▶ _Stored records_
=======
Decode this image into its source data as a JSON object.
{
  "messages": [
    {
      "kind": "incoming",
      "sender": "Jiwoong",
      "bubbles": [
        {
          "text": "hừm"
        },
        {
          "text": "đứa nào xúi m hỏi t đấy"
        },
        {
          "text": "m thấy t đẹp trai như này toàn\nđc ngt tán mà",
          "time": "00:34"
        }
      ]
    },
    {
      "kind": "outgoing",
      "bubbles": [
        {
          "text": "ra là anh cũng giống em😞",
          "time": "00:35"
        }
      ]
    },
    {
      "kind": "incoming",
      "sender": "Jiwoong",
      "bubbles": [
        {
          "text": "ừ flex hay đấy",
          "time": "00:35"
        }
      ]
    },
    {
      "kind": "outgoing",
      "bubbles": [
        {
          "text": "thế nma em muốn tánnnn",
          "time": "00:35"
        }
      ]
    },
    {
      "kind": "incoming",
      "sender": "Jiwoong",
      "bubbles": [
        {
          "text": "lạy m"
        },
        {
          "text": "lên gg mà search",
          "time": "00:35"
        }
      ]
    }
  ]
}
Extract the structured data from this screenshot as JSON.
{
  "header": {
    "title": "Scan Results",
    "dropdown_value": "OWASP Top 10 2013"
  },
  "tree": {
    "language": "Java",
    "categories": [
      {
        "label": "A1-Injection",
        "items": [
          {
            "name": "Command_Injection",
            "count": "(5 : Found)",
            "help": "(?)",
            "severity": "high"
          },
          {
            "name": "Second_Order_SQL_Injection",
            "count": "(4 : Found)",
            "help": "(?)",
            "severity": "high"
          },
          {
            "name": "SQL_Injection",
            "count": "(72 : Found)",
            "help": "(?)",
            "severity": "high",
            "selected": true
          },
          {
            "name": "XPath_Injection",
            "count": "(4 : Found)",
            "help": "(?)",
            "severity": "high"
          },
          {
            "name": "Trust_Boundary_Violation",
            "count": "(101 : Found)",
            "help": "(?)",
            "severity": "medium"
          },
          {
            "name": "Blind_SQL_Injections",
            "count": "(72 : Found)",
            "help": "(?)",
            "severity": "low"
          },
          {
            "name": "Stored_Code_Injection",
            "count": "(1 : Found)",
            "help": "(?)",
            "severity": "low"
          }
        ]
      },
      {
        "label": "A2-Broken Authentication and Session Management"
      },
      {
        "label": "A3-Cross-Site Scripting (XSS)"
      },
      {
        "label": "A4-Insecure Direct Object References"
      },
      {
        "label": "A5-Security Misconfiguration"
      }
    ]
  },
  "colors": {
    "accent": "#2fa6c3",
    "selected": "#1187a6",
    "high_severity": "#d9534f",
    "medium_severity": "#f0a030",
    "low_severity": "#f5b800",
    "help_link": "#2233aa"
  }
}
=======
▶ _The request_
Copy out the full material exactly as it appears.

▶ _Exercise answer_
Decode this image into its source data as a JSON object.
{
  "messages": [
    {
      "kind": "incoming",
      "sender": "Jiwoong",
      "bubbles": [
        {
          "text": "hừm"
        },
        {
          "text": "đứa nào xúi m hỏi t đấy"
        },
        {
          "text": "m thấy t đẹp trai như này toàn\nđc ngt tán mà",
          "time": "00:34"
        }
      ]
    },
    {
      "kind": "outgoing",
      "bubbles": [
        {
          "text": "ra là anh cũng giống em😞",
          "time": "00:35"
        }
      ]
    },
    {
      "kind": "incoming",
      "sender": "Jiwoong",
      "bubbles": [
        {
          "text": "ừ flex hay đấy",
          "time": "00:35"
        }
      ]
    },
    {
      "kind": "outgoing",
      "bubbles": [
        {
          "text": "thế nma em muốn tánnnn",
          "time": "00:35"
        }
      ]
    },
    {
      "kind": "incoming",
      "sender": "Jiwoong",
      "bubbles": [
        {
          "text": "lạy m"
        },
        {
          "text": "lên gg mà search",
          "time": "00:35"
        }
      ]
    }
  ]
}
Extract the structured data from this screenshot as JSON.
{
  "header": {
    "title": "Scan Results",
    "dropdown_value": "OWASP Top 10 2013"
  },
  "tree": {
    "language": "Java",
    "categories": [
      {
        "label": "A1-Injection",
        "items": [
          {
            "name": "Command_Injection",
            "count": "(5 : Found)",
            "help": "(?)",
            "severity": "high"
          },
          {
            "name": "Second_Order_SQL_Injection",
            "count": "(4 : Found)",
            "help": "(?)",
            "severity": "high"
          },
          {
            "name": "SQL_Injection",
            "count": "(72 : Found)",
            "help": "(?)",
            "severity": "high",
            "selected": true
          },
          {
            "name": "XPath_Injection",
            "count": "(4 : Found)",
            "help": "(?)",
            "severity": "high"
          },
          {
            "name": "Trust_Boundary_Violation",
            "count": "(101 : Found)",
            "help": "(?)",
            "severity": "medium"
          },
          {
            "name": "Blind_SQL_Injections",
            "count": "(72 : Found)",
            "help": "(?)",
            "severity": "low"
          },
          {
            "name": "Stored_Code_Injection",
            "count": "(1 : Found)",
            "help": "(?)",
            "severity": "low"
          }
        ]
      },
      {
        "label": "A2-Broken Authentication and Session Management"
      },
      {
        "label": "A3-Cross-Site Scripting (XSS)"
      },
      {
        "label": "A4-Insecure Direct Object References"
      },
      {
        "label": "A5-Security Misconfiguration"
      }
    ]
  },
  "colors": {
    "accent": "#2fa6c3",
    "selected": "#1187a6",
    "high_severity": "#d9534f",
    "medium_severity": "#f0a030",
    "low_severity": "#f5b800",
    "help_link": "#2233aa"
  }
}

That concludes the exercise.